Extracted data entries:
begin

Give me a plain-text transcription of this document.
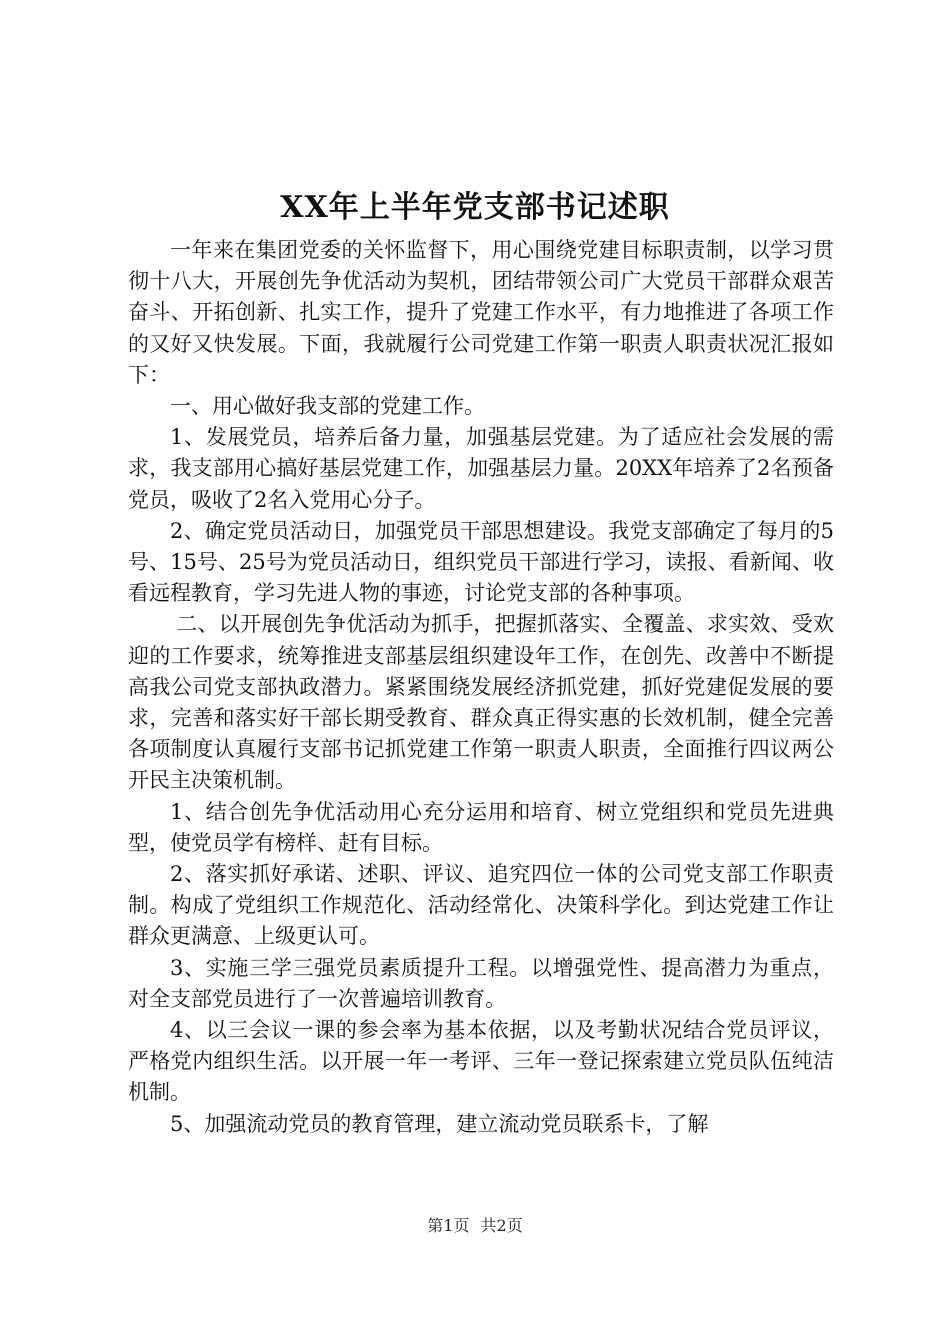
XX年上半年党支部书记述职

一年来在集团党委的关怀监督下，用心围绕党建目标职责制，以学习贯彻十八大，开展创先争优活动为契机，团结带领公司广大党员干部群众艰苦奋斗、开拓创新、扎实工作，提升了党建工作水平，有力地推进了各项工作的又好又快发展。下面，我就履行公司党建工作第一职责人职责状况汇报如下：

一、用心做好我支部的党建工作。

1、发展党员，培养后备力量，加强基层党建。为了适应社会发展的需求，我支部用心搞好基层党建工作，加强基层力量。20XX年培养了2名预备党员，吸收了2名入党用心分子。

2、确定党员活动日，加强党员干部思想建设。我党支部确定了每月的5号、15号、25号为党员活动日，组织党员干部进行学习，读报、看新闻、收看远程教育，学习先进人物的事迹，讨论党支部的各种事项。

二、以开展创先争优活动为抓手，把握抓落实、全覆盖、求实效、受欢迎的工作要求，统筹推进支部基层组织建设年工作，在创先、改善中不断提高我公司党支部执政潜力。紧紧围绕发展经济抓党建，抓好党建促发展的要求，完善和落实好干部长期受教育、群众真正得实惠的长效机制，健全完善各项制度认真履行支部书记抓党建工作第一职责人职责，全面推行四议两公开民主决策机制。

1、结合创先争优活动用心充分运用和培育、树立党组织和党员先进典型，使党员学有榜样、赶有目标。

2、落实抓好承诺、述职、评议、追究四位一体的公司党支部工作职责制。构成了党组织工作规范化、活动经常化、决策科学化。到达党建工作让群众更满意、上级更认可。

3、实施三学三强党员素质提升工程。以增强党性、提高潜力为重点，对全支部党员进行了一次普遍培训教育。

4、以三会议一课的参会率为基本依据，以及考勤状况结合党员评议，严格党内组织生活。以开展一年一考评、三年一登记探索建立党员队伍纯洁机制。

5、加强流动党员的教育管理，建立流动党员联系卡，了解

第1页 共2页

end
begin

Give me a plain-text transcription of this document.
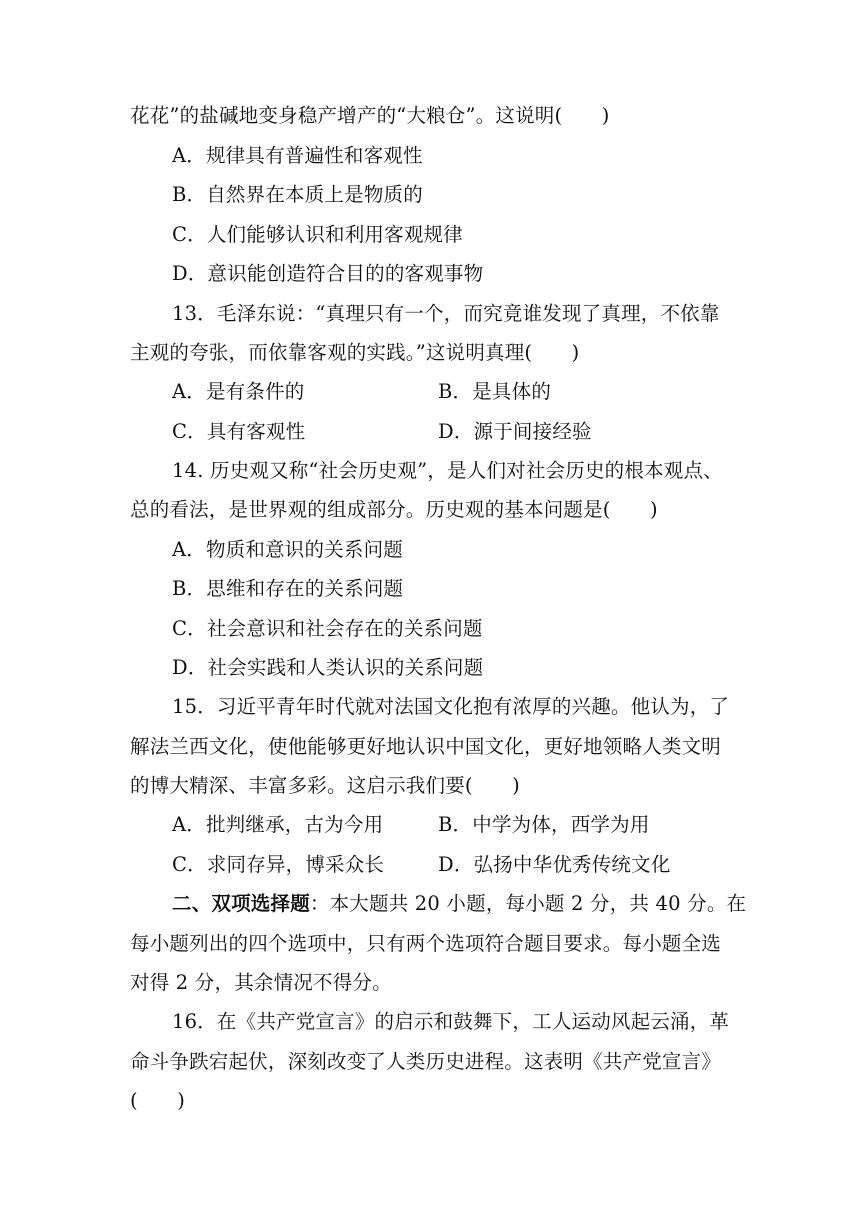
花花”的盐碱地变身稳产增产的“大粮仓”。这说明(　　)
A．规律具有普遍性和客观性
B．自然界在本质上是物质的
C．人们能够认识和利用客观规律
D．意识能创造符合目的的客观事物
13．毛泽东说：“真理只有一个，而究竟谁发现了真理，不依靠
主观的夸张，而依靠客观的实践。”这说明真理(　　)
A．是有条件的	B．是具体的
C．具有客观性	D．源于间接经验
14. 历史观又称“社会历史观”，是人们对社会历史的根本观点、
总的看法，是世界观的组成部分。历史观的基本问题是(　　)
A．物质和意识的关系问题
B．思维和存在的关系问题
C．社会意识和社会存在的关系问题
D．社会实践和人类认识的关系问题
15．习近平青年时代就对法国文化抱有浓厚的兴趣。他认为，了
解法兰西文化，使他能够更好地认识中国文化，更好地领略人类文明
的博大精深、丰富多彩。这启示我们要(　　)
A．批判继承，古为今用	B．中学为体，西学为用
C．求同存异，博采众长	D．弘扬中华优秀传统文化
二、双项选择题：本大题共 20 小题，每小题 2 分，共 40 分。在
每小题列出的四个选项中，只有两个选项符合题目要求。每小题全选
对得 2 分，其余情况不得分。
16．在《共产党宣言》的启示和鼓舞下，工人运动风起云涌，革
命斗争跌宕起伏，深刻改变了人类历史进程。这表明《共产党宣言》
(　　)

end

* _Aim of the task_
Which lines include the word "共产党宣言"? List them all.

* _Final result_
16．在《共产党宣言》的启示和鼓舞下，工人运动风起云涌，革
命斗争跌宕起伏，深刻改变了人类历史进程。这表明《共产党宣言》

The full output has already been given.